Record extracts:
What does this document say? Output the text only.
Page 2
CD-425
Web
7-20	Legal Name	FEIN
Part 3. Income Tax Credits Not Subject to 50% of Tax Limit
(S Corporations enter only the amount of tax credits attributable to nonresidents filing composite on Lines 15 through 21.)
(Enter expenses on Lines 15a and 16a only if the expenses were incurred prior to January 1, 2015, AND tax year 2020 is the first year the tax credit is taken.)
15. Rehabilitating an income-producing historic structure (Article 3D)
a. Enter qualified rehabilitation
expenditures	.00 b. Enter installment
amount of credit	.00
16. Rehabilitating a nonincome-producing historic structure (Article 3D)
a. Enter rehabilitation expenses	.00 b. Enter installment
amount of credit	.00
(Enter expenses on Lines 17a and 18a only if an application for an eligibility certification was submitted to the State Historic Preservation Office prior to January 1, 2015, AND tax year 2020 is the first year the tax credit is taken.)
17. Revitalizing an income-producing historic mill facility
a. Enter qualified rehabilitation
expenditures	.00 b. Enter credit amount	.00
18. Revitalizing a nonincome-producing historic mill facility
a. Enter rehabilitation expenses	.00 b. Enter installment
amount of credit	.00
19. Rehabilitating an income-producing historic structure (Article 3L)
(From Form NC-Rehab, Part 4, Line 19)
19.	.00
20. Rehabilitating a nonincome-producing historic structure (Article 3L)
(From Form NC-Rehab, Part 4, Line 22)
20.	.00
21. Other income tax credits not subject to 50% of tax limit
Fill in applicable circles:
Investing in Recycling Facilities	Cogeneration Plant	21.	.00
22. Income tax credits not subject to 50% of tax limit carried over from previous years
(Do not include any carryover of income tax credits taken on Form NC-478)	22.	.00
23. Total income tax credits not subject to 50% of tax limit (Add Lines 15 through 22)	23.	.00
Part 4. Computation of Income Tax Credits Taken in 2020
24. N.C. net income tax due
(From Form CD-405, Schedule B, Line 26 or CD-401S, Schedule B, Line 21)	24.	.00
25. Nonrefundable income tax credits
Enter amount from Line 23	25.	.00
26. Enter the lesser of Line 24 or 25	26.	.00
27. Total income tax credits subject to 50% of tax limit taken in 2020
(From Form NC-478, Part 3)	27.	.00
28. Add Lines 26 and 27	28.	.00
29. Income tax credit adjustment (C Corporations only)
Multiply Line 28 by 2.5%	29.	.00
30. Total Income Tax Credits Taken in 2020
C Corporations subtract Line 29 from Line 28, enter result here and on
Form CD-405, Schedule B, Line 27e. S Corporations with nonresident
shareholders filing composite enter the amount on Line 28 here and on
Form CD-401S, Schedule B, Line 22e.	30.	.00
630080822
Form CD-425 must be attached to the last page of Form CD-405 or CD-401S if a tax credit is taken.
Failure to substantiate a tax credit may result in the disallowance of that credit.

Written problem: From the data above, work out how many lines hold "Total". Answer with the number alone.

Written response: 3